In the essay about the Web below, rewrite the passage starting at "This argument is" and ending at "define the Web.", swapping "standards bodies" for "standards committees".

→ Page extract:
'''

Nerve uses Markdown's level-one header to demarcate the posts. It then looks for a bracketed timestamp in the header to distinguish posts that are public from ones that are still drafts. A password-protected drafts page allows me to preview drafts before publishing. Once they are done, I add the timestamp, save the file, and it's published.

A previous version of Nerve required creating a separate file for each post and giving it a name that contained the timestamp. I tested this system out on Laura's blog and found that the chore of creating new files was just enough friction to discourage her from starting new posts. One day I was talking to my friend, Dave Winer, and he told me that his entire blog is contained in a single OPML outline file. This was a big aha-moment for me, and I rewrote Nerve so that all posts could be within the same file. This was a big hit with Laura, and I've found her posting volume has gone up significantly ever since.

Caveats

The Dropbox Linux client works pretty well, but on a couple occasions I've found it has stopped syncing for no apparent reason. It's not the end of the world. The web server keeps running, but new posts won't get published until I SSH into my EC2 instance and restart the Dropbox daemon.

What the Web is and is not

My post the other day generated a lot of responses. I suspect that most of the positive responses were from people who, like me, have a depth of experience on other client platforms, and are able to judge the Web in comparison. It's hard not to be disappointed by HTML if you've developed for iOS, Windows, or other mature platforms as I have.

Then there are the people who reacted negatively to my post. A common theme throughout these responses is complacency. The Web is good enough and it's been getting much better lately, so we should be grateful, they say. The shortcomings are not so important as to risk that a centralization of ownership would lead to more IE6-style stagnation. The Web will catch up eventually.

This argument is futile, because nothing I yearned for in my post is possible. HTML and company are going to continue going through the same standards bodies, there will continue to be an array of subtly different implementations, and the Web "operating system" will continue to evolve at a far slower pace than centrally-controlled operating systems. That train left the station a long time ago.

Thinking about this in public helps me work out why I care so much about the Web. I'm beginning to see that some parts of the Web we take for granted are not what actually defines it. The Web is not HTML, CSS, and JavaScript. It's not DOM, SVG, WebGL, PNG, or Flash. The Web is really just HTTP over TCP/IP. What gets transported over HTTP does not define the Web.

There is, however, one other characteristic that does define the Web, and that is the humble hyperlink. Links are a feature of HTML, but they are not limited to HTML. Links are the connections that give the Web its name, and links are the biggest thing missing from native platforms. Some have pointed out to me that iOS and Android allow you to construct URLs that let users navigate between apps, but what they are navigating is not a network, but the tiny subset of the App Store they have installed on their devices. That is a far less powerful idea than the Web, where a single click is guaranteed (network willing) to take you to a self-contained application that begins running immediately.

So, my definition of the Web then is resources loaded over the Internet using HTTP and then displayed in a hyperlink-capable client. This definition is liberating. It helps me see a future beyond HTML which is still the Web. I can say now that when I exclaim my love for the Web, it's the freedom of driving the open Internet in a browser that I love, not the rendering technology. Hyperlink traversal matters. The Internet being global and decentralized matters. HTML does not matter.

The biggest thing HTML has going for it is that every computer in the world can render it. Not a small benefit, to be sure, but not a reason to limit ourselves to HTML forever. People can and will download new browsers with new rendering engines, given the proper motivation. It just so happens that we're currently in a major transition period, from desktops to mobile touch screen devices, where there is an incentive for people to try new browsers. I wonder, will someone capitalize on that?

'''

→ Data shown:

'''

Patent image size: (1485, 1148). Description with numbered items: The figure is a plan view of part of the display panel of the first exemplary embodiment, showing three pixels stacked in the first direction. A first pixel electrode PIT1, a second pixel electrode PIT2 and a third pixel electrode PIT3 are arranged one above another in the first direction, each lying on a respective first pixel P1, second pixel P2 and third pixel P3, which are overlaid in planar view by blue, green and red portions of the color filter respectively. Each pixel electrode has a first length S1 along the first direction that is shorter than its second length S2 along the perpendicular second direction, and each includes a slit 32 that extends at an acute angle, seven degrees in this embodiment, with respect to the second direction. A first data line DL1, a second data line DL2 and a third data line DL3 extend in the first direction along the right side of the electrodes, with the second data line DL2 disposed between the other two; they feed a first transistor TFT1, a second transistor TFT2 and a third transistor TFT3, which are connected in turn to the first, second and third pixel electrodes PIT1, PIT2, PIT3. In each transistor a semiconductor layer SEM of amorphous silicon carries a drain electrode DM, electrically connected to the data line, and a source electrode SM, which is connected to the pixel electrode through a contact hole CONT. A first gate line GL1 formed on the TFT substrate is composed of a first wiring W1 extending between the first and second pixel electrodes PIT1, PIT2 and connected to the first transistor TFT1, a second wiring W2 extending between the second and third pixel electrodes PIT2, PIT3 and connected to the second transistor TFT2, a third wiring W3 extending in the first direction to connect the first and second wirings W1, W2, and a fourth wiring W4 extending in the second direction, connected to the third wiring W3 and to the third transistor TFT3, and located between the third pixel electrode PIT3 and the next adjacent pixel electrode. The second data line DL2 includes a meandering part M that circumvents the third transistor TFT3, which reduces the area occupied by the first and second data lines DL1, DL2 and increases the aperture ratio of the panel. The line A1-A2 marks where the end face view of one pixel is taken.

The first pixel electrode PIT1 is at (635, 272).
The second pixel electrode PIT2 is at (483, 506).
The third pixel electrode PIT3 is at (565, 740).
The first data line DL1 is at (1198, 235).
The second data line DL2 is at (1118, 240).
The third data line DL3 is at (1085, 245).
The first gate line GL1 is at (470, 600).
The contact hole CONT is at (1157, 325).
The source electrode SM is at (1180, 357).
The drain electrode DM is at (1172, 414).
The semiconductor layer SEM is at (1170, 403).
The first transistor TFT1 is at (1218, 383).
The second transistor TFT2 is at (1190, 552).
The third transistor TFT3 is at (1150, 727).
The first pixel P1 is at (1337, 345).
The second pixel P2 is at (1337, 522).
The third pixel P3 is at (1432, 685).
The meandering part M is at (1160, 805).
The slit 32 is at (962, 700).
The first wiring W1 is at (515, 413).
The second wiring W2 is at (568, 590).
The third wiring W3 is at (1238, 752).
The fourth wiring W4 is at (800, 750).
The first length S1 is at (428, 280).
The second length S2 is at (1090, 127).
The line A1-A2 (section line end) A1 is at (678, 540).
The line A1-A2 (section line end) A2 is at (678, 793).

'''

→ Response box:
This argument is futile, because nothing I yearned for in my post is possible. HTML and company are going to continue going through the same standards committees, there will continue to be an array of subtly different implementations, and the Web "operating system" will continue to evolve at a far slower pace than centrally-controlled operating systems. That train left the station a long time ago.

Thinking about this in public helps me work out why I care so much about the Web. I'm beginning to see that some parts of the Web we take for granted are not what actually defines it. The Web is not HTML, CSS, and JavaScript. It's not DOM, SVG, WebGL, PNG, or Flash. The Web is really just HTTP over TCP/IP. What gets transported over HTTP does not define the Web.